## Assigned task
Answer these from the passage about Robert Hurwitz below:
(a) In what year did he take over Nonesuch Records?
(b) What kind of label was Nonesuch mainly at that time?
(c) What chair does he hold at the New School College of Performing Arts?

## Passage

For 32 years, ROBERT HURWITZ was president of Nonesuch Records, arguably one of the most diverse and influential record labels in the world. In 1984, when Bob took over Nonesuch, it was primarily a classical music label and home of the Explorer series. He proceeded to vastly expand the company's catalogue by adding jazz, rock, folk, bluegrass, musical theater, and modern world music. Among the many composers, musicians, songwriters, and performers he has signed, produced or worked with are: John Adams, Steve Reich, Philip Glass, Kronos Quartet, Caetano Veloso, Astor Piazzolla, Stephen Sondheim, Adam Guettel, Mandy Patinkin, Audra McDonald, Brad Mehldau, Chris Thile, Pat Metheny, Josh Redman, Bill Frisell, Dawn Upshaw, Lorraine Hunt Lieberson, Jeremy Denk, Richard Goode, Gidon Kremer, Randy Newman, The Magnetic Fields, k.d. lang, The Punch Brothers, Natalie Merchant, and Lake Street Dive. As well as this year's co-honoree, Laurie Anderson. Now, as Chairman Emeritus of Nonesuch Records, Bob remains closely involved with many of the artists he brought to the company, serving as an Executive Producer for a dozen projects a year. Bob is the Aaron Copland Chair at the New School College of Performing Arts, where he has taught for the past 12 years and for the last two years as a Visiting Professor at UCLA.

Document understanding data
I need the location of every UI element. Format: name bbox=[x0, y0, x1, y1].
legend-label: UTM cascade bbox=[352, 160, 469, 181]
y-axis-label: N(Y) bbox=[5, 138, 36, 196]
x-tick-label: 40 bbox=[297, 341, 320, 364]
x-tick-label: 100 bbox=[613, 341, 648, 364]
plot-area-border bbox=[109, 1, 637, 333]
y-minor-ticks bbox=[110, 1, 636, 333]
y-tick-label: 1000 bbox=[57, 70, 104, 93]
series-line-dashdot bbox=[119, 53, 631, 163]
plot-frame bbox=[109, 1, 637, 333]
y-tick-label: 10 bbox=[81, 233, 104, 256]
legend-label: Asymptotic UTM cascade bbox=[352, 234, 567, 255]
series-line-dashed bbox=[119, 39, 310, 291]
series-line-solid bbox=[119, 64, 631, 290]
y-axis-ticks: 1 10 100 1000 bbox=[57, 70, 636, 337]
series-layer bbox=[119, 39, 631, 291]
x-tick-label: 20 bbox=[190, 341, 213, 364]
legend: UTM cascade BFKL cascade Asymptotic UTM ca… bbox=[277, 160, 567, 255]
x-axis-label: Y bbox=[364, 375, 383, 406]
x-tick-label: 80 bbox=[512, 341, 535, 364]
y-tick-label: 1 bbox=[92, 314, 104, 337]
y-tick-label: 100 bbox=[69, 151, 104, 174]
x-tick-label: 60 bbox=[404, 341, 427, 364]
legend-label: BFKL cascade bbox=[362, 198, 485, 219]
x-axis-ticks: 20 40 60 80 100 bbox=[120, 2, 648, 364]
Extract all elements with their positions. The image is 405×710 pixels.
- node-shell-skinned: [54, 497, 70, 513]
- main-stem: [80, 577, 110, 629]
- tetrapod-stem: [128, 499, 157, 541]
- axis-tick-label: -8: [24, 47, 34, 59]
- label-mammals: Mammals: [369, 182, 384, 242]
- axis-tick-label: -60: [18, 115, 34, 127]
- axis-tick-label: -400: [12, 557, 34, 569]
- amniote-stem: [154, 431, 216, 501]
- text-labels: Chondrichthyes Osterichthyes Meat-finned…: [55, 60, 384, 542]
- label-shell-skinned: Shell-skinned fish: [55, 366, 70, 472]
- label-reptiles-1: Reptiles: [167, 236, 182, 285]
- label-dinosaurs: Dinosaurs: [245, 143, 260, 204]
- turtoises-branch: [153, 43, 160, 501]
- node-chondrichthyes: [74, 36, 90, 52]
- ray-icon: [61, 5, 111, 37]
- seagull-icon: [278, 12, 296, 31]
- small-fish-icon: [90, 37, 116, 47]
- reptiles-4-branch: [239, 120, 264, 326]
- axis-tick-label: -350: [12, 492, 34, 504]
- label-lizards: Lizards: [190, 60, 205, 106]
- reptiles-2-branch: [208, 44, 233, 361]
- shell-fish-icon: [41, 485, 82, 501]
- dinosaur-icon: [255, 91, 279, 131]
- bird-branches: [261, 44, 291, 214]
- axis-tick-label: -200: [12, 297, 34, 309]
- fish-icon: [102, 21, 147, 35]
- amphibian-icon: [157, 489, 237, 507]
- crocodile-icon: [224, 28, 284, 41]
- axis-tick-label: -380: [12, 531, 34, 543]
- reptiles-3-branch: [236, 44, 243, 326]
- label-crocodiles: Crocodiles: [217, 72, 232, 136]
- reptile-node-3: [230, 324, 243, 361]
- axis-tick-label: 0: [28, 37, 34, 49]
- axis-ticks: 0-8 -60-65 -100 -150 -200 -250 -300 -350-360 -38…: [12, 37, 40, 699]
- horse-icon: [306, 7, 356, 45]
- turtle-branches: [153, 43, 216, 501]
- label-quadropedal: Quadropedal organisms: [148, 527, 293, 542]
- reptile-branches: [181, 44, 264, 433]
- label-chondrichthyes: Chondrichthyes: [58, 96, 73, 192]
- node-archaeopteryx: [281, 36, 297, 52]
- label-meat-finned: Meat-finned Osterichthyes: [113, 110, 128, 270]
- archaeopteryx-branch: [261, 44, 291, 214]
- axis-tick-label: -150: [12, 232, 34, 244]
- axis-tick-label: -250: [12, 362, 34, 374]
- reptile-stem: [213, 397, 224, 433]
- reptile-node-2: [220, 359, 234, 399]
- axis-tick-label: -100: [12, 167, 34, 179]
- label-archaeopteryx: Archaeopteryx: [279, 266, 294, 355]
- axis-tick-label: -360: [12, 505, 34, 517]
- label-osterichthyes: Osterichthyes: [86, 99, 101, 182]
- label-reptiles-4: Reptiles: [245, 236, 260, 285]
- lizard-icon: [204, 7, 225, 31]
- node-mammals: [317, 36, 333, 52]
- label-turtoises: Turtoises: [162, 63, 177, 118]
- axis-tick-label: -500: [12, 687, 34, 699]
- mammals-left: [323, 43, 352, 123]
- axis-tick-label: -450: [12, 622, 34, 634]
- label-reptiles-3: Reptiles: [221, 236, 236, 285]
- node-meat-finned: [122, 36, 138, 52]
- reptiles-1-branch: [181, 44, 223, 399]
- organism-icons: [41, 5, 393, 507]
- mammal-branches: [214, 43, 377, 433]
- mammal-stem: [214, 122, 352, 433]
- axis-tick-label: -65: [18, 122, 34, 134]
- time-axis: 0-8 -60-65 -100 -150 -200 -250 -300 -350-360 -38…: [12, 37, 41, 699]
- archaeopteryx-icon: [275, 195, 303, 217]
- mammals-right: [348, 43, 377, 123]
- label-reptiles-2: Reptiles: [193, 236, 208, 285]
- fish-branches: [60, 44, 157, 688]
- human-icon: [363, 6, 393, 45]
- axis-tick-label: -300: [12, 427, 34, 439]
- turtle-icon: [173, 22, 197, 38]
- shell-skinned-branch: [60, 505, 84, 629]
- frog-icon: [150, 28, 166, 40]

## Reply to the exercise
(a) 1984
(b) A classical music label
(c) The Aaron Copland Chair